── PROVIDED MATERIAL ──
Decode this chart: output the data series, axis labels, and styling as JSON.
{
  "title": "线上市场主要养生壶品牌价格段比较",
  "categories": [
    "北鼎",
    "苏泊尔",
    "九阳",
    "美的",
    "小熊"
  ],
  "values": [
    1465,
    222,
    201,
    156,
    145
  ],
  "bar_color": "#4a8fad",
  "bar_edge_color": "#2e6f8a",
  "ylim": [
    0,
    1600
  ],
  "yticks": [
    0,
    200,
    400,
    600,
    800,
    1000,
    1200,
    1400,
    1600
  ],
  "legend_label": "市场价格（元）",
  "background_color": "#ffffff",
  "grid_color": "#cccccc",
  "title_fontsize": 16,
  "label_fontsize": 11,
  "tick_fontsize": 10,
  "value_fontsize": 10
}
───
GOAL OF THE EXERCISE: Copy all the entries verbatim.

CORRECT ANSWER:
Decode this chart: output the data series, axis labels, and styling as JSON.
{
  "title": "线上市场主要养生壶品牌价格段比较",
  "categories": [
    "北鼎",
    "苏泊尔",
    "九阳",
    "美的",
    "小熊"
  ],
  "values": [
    1465,
    222,
    201,
    156,
    145
  ],
  "bar_color": "#4a8fad",
  "bar_edge_color": "#2e6f8a",
  "ylim": [
    0,
    1600
  ],
  "yticks": [
    0,
    200,
    400,
    600,
    800,
    1000,
    1200,
    1400,
    1600
  ],
  "legend_label": "市场价格（元）",
  "background_color": "#ffffff",
  "grid_color": "#cccccc",
  "title_fontsize": 16,
  "label_fontsize": 11,
  "tick_fontsize": 10,
  "value_fontsize": 10
}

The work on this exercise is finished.